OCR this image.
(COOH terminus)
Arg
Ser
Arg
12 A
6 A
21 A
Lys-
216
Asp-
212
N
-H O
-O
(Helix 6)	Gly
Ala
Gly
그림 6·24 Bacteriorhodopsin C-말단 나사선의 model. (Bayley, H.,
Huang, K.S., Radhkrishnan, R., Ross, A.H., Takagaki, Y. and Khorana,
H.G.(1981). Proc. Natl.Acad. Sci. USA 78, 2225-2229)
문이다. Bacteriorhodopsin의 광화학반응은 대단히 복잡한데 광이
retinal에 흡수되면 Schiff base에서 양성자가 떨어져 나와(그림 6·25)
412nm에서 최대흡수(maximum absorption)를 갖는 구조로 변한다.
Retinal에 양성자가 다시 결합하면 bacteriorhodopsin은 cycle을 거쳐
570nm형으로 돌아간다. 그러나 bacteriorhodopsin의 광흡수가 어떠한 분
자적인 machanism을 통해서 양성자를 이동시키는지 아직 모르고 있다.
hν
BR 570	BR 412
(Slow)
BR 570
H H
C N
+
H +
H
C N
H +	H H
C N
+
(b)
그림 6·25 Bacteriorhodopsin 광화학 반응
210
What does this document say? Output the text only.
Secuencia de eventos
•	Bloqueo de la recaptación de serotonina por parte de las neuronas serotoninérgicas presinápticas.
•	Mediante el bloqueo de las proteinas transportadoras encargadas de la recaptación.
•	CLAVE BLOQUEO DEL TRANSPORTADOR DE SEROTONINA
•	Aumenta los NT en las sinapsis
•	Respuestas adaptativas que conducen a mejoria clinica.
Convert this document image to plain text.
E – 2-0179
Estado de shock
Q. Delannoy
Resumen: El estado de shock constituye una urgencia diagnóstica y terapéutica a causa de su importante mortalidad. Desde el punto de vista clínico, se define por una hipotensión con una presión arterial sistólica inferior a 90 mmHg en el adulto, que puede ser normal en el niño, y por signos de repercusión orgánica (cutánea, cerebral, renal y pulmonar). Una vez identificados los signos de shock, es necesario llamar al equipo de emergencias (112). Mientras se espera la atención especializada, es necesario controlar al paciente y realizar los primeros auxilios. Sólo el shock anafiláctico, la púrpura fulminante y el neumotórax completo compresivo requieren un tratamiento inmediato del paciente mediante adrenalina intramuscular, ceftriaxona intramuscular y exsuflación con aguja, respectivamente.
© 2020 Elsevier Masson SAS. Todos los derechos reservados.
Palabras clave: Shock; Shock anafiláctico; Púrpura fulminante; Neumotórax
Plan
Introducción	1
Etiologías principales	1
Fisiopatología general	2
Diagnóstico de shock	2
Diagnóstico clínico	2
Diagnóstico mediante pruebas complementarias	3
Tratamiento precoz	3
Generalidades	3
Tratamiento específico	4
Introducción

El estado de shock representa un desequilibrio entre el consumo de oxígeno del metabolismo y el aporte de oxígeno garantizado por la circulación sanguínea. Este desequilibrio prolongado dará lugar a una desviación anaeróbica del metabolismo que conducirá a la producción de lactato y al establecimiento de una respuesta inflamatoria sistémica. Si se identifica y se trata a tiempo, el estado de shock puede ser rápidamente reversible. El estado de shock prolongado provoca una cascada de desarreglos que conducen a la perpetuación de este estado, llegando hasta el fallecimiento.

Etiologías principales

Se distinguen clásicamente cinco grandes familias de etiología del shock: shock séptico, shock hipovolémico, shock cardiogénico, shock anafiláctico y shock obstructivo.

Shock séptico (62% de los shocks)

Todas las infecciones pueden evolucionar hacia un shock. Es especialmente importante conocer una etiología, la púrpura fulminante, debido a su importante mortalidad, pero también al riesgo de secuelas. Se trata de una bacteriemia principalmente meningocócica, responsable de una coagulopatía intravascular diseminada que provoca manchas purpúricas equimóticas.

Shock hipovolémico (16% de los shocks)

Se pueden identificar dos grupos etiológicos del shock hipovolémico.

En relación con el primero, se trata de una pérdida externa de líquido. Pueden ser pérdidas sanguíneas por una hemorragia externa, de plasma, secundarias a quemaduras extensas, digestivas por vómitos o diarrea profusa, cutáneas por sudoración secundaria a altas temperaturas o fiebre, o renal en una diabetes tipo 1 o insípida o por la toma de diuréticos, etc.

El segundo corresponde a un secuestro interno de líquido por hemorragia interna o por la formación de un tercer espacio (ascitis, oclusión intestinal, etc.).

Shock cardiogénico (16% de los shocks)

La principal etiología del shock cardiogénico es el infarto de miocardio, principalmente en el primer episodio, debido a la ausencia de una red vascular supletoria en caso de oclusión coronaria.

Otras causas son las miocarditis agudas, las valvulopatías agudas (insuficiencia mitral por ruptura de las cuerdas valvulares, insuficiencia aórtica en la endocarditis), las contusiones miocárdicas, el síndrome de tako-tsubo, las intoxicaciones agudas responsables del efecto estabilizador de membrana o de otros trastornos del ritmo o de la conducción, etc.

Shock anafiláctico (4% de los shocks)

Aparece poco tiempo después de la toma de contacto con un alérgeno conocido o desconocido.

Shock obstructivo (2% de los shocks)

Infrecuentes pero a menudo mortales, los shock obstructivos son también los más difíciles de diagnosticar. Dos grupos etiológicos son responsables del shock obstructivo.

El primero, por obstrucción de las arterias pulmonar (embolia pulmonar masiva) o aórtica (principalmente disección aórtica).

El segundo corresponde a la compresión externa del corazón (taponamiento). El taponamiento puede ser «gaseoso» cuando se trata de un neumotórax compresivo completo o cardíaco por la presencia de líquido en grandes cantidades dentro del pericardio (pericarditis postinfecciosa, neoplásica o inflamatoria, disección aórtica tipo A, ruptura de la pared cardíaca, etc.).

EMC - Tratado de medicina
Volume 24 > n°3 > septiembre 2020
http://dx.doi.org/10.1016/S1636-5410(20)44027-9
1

_ACTIVITY_
Your reply must be one number, namely how many lines of the material above contain the string "conducen".

_TASK RESULT_
2